Assigned task 1:
Using the article below on whether employers can require the COVID vaccine, decide whether each statement is accurate: (a) Phase 3 of New York's roll-out covers people over 65. (b) Teachers are part of New York's Phase 1. (c) The EEOC issued its vaccine guidance on December 14, 2020. For each, answer yes or no and quote the words of the article that decide it.
Assigned task 2:
Transcribe the passage of the article on employer COVID vaccine requirements between "Can Employers Require" and "care facility patients.", inclusive.

Extract provided:
□ □ □ □

Can Employers Require Employees to Take the COVID Vaccine?

December 16, 2020

As the first vials of vaccines are starting to be distributed, employers are asking whether they can or should require employees to take the COVID vaccine when it becomes available.

Phased Roll-Out

New York State is implementing a phased roll-out of vaccines in accordance with guidance from the Centers for Disease Control.  See the State’s plan here.

New York’s Phase 1 for high-risk health care workers is already underway, with the first dose of the Pfizer vaccine administered to a nurse in Queens on December 14.  Priority will be given to healthcare workers in intensive care units, emergency units, and those providing emergency services.  Vaccinations will then begin in nursing homes, first to long-term care facility workers and then long-term care facility patients.

In Phase 2 vaccines will be given to first responders (fire, police, national guard), teachers and school staff, other essential front line workers (pharmacists, grocery store workers, transit employees, etc.), and individuals who are high risk due to pre-existing conditions.

Phase 3 will see vaccines provided to those over 65.

Phase 4 is for all other essential workers.

And Phase 5 is for all other healthy adults and children.

The State’s phases could potentially be superseded by new federal guidelines or updated data on vaccine side effects.

No State or Federal Requirement to Mandate Vaccine, But That Could Change

As of now, no state or federal government agency would require employees to take the COVID vaccine. This could change on a state or federal level as new laws or regulations are issued.

Do You Want to Make the Vaccine Mandatory for Employees?

At this time there is no law, regulation or other guidance in New York State or federally that would prevent employers from requiring employees take the vaccine as a general policy.

The U .S. Equal Employment Opportunity Commission (“EEOC”) issued guidance on December 16, 2020  indicating that employers will be allowed to make vaccinations mandatory once they become available, with some exceptions.   This is in line with prior guidance from the EEOC stating employers may require workers to take COVID-19 tests (to determine the presence of the COVID-19 virus) , may take  employees’ temperatures before allowing them in the workplace, and may require workers who have symptoms of COVID-19 or who test positive to leave the workplace.

Also, in the past the EEOC and the Occupational Safety and Health Administration (“OSHA”) have issued guidance allowing employers to require vaccines during prior pandemics, such as smallpox and the H1N1 swine flu.

The standard under the Americans With Disabilities Act is that employers may make medical inquiries and administer medical tests if they are “job related and consistent with business necessity.” Many employers arguably will meet this requirement if they choose to require vaccination.

Can an Employer Fire an Employee Who Refuses to Get Vaccinated?

□ □ □ □

[Dataset entries]
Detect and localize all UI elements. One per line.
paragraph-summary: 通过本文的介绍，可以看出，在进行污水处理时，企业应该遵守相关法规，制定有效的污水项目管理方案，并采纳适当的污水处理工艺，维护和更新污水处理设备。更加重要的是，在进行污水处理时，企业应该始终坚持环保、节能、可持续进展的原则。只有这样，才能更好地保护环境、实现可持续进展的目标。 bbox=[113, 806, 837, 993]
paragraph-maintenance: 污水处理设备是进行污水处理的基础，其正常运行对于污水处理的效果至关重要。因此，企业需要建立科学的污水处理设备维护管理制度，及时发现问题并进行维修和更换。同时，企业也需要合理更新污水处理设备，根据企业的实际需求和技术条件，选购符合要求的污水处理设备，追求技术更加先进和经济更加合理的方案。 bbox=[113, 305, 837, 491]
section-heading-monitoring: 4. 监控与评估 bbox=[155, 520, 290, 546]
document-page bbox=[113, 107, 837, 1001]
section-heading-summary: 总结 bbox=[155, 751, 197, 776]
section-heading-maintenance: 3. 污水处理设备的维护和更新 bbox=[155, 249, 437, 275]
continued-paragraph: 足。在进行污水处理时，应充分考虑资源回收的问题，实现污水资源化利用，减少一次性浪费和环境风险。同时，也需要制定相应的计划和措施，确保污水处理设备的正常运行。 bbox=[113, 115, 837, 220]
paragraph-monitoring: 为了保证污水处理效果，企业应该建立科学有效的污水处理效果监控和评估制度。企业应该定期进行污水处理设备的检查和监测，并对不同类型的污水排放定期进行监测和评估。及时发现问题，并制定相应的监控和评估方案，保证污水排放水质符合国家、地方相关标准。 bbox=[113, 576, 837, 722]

□ □ □ □

Task output 1:
(a) Yes: "Phase 3 will see vaccines provided to those over 65."
(b) No: "In Phase 2 vaccines will be given to first responders (fire, police, national guard), teachers and school staff"
(c) No: "issued guidance on December 16, 2020"

Task output 2:
Can Employers Require Employees to Take the COVID Vaccine?

December 16, 2020

As the first vials of vaccines are starting to be distributed, employers are asking whether they can or should require employees to take the COVID vaccine when it becomes available.

Phased Roll-Out

New York State is implementing a phased roll-out of vaccines in accordance with guidance from the Centers for Disease Control.  See the State’s plan here.

New York’s Phase 1 for high-risk health care workers is already underway, with the first dose of the Pfizer vaccine administered to a nurse in Queens on December 14.  Priority will be given to healthcare workers in intensive care units, emergency units, and those providing emergency services.  Vaccinations will then begin in nursing homes, first to long-term care facility workers and then long-term care facility patients.